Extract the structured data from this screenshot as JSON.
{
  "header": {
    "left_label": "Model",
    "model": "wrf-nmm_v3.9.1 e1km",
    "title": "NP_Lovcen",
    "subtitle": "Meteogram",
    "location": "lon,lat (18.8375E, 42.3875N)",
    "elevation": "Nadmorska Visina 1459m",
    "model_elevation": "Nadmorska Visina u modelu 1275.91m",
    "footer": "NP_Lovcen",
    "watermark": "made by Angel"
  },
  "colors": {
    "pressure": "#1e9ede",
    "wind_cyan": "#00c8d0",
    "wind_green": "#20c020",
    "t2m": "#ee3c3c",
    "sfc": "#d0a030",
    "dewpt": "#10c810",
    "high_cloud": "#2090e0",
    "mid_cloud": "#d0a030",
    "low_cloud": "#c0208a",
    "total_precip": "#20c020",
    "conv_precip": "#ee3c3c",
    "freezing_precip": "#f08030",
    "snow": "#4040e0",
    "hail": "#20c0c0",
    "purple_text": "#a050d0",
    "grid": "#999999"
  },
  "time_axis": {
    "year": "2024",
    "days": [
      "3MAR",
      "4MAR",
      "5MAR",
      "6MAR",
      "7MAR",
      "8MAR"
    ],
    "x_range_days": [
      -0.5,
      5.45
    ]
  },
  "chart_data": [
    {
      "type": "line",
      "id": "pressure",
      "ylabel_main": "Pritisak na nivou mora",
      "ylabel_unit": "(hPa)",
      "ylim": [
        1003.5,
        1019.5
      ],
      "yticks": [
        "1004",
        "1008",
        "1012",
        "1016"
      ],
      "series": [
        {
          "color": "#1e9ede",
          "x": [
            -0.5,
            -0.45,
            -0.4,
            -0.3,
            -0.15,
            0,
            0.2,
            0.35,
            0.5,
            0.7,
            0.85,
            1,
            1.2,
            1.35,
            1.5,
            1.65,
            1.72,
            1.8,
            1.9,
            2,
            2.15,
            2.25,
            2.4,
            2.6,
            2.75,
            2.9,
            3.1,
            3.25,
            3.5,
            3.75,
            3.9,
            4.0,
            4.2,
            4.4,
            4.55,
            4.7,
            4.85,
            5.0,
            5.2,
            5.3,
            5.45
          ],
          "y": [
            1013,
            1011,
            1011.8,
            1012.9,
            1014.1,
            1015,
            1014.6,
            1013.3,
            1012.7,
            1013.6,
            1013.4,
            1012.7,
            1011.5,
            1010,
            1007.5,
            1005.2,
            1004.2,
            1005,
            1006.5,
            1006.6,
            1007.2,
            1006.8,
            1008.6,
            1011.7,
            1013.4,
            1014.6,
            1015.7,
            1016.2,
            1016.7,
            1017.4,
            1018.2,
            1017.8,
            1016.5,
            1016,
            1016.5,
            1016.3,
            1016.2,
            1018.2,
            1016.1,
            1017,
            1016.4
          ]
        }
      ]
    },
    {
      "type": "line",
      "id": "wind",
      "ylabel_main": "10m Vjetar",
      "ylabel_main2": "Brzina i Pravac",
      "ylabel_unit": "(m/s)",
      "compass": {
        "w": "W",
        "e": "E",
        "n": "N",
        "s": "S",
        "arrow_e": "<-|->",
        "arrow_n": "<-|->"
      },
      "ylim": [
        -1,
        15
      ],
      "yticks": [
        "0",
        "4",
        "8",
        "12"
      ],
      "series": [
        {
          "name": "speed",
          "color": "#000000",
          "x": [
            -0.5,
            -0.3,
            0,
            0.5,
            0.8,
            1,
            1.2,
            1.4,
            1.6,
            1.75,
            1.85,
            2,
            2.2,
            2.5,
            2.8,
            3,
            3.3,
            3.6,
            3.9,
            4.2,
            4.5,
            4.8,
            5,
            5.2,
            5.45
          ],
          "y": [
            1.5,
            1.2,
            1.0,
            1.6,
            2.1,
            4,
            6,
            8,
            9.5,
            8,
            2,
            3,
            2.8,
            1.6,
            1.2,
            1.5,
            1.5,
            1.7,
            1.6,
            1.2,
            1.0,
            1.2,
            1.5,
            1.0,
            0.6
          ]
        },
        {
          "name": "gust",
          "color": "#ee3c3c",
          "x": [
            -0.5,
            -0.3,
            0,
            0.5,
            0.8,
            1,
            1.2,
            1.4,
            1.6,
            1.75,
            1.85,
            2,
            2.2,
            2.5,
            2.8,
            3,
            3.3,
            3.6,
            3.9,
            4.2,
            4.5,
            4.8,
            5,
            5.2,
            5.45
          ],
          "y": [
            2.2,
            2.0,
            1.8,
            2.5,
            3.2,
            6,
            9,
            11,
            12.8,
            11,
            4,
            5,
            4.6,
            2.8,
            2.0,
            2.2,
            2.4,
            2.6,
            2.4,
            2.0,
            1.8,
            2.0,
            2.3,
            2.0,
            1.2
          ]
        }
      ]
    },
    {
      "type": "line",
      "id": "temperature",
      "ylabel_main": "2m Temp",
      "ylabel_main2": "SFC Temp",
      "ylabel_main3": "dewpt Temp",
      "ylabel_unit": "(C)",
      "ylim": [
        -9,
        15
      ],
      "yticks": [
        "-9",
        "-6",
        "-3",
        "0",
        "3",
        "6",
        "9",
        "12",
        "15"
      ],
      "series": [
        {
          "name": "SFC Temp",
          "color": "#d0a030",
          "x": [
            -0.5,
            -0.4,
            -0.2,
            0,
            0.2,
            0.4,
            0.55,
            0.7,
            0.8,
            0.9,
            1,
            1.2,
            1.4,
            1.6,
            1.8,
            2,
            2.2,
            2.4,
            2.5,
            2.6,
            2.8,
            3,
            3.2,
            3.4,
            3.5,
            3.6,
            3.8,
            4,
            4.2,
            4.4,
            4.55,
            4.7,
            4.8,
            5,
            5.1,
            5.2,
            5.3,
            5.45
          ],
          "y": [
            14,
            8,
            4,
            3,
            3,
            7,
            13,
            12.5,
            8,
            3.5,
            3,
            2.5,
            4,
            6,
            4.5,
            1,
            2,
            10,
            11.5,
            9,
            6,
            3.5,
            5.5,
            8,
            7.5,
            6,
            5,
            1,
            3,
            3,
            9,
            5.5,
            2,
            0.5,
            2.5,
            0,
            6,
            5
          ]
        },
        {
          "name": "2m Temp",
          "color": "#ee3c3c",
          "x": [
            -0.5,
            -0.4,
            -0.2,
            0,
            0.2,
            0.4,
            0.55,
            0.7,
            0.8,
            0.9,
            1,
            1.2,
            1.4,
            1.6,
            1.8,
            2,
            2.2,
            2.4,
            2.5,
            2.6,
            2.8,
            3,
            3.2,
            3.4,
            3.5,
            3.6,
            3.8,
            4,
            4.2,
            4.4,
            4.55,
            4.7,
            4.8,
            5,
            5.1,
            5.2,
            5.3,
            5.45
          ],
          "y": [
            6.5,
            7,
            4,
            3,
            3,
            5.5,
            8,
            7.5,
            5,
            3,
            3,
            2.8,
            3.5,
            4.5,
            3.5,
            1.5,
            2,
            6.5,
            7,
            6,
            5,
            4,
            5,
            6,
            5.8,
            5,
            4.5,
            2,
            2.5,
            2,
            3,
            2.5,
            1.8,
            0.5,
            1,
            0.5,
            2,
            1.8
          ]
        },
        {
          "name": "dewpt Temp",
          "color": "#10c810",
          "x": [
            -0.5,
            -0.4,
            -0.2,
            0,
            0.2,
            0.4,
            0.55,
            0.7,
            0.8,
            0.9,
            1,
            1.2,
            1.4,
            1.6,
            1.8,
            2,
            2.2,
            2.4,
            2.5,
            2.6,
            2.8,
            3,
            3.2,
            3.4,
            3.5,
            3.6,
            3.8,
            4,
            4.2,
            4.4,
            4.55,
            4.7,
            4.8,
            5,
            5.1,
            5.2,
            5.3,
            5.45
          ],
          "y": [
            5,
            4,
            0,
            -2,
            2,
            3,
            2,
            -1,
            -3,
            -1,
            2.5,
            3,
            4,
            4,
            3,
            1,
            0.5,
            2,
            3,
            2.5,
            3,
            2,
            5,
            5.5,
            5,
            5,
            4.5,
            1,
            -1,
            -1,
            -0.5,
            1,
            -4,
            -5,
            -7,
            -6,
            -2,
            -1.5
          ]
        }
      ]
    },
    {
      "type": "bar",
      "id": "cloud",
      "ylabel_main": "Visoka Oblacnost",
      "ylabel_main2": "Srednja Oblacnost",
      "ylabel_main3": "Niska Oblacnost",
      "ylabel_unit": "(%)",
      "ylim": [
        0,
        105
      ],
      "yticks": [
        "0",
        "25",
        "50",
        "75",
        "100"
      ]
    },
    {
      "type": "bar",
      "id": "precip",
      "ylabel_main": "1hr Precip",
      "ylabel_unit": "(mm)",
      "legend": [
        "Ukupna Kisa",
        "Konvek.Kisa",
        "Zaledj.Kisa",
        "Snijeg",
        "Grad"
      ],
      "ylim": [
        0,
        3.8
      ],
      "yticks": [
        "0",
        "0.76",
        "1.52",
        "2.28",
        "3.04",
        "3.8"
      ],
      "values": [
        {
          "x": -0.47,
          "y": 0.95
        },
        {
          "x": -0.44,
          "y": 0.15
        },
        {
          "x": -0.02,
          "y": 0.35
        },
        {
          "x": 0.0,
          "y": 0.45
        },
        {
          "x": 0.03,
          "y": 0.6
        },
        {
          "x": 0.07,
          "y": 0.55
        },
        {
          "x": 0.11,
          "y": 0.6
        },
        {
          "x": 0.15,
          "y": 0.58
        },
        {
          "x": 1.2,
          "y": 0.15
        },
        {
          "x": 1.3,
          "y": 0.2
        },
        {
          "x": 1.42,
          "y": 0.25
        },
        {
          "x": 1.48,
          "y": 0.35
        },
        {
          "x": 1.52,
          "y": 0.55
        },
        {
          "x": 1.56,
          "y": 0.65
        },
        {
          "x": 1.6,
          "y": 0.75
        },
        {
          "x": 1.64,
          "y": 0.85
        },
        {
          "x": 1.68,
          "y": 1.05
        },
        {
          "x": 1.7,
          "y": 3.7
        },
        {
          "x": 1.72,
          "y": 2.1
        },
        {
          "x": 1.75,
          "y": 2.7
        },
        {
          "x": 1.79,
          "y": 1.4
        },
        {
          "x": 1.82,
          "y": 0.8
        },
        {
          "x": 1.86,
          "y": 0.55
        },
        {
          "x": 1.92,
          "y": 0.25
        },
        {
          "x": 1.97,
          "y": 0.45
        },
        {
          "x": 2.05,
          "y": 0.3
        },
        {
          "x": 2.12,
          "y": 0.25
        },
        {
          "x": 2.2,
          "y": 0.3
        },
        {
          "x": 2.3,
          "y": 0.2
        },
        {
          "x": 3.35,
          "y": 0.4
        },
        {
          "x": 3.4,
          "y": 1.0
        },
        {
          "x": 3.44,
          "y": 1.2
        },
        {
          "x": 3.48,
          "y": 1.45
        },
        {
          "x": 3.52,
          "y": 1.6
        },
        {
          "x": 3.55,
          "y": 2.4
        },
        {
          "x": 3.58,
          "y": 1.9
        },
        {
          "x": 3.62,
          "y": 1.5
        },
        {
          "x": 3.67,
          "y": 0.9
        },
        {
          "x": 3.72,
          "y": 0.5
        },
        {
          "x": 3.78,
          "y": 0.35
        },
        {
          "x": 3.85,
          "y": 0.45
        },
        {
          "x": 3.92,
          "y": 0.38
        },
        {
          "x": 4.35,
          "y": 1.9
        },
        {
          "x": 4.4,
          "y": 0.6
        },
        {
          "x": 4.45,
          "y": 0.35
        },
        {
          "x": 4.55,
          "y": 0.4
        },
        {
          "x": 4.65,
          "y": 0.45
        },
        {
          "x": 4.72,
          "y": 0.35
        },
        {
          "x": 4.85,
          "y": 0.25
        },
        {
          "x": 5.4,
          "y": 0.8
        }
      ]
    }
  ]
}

> **EXERCISE OBJECTIVE**: Looking at the records above, work out how many lines include the word "dewpt", then give that number by itself.

> **EXERCISE ANSWER**: 3